» **Records to use**:
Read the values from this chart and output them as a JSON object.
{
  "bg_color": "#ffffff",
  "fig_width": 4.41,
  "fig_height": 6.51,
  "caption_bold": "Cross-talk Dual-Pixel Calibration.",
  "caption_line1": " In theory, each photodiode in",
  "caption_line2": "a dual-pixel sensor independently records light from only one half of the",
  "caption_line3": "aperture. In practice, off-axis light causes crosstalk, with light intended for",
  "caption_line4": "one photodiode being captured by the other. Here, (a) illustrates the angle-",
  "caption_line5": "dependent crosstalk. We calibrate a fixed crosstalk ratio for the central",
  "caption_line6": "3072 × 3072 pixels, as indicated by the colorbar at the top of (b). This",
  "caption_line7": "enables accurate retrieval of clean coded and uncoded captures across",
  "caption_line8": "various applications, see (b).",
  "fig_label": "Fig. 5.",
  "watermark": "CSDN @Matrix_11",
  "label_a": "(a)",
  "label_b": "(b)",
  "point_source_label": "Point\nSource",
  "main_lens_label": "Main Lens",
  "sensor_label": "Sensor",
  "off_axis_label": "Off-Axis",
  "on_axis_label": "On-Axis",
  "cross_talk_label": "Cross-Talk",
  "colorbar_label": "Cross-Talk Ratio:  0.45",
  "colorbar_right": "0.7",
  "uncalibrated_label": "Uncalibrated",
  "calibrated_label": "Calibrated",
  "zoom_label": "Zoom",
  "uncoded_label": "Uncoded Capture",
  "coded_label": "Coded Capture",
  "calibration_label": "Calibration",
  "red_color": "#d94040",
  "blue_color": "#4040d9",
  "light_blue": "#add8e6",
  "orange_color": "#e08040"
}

» **Instructions to follow**: Repeat the data exactly. Leave nothing out.

» **Output for this task**:
Read the values from this chart and output them as a JSON object.
{
  "bg_color": "#ffffff",
  "fig_width": 4.41,
  "fig_height": 6.51,
  "caption_bold": "Cross-talk Dual-Pixel Calibration.",
  "caption_line1": " In theory, each photodiode in",
  "caption_line2": "a dual-pixel sensor independently records light from only one half of the",
  "caption_line3": "aperture. In practice, off-axis light causes crosstalk, with light intended for",
  "caption_line4": "one photodiode being captured by the other. Here, (a) illustrates the angle-",
  "caption_line5": "dependent crosstalk. We calibrate a fixed crosstalk ratio for the central",
  "caption_line6": "3072 × 3072 pixels, as indicated by the colorbar at the top of (b). This",
  "caption_line7": "enables accurate retrieval of clean coded and uncoded captures across",
  "caption_line8": "various applications, see (b).",
  "fig_label": "Fig. 5.",
  "watermark": "CSDN @Matrix_11",
  "label_a": "(a)",
  "label_b": "(b)",
  "point_source_label": "Point\nSource",
  "main_lens_label": "Main Lens",
  "sensor_label": "Sensor",
  "off_axis_label": "Off-Axis",
  "on_axis_label": "On-Axis",
  "cross_talk_label": "Cross-Talk",
  "colorbar_label": "Cross-Talk Ratio:  0.45",
  "colorbar_right": "0.7",
  "uncalibrated_label": "Uncalibrated",
  "calibrated_label": "Calibrated",
  "zoom_label": "Zoom",
  "uncoded_label": "Uncoded Capture",
  "coded_label": "Coded Capture",
  "calibration_label": "Calibration",
  "red_color": "#d94040",
  "blue_color": "#4040d9",
  "light_blue": "#add8e6",
  "orange_color": "#e08040"
}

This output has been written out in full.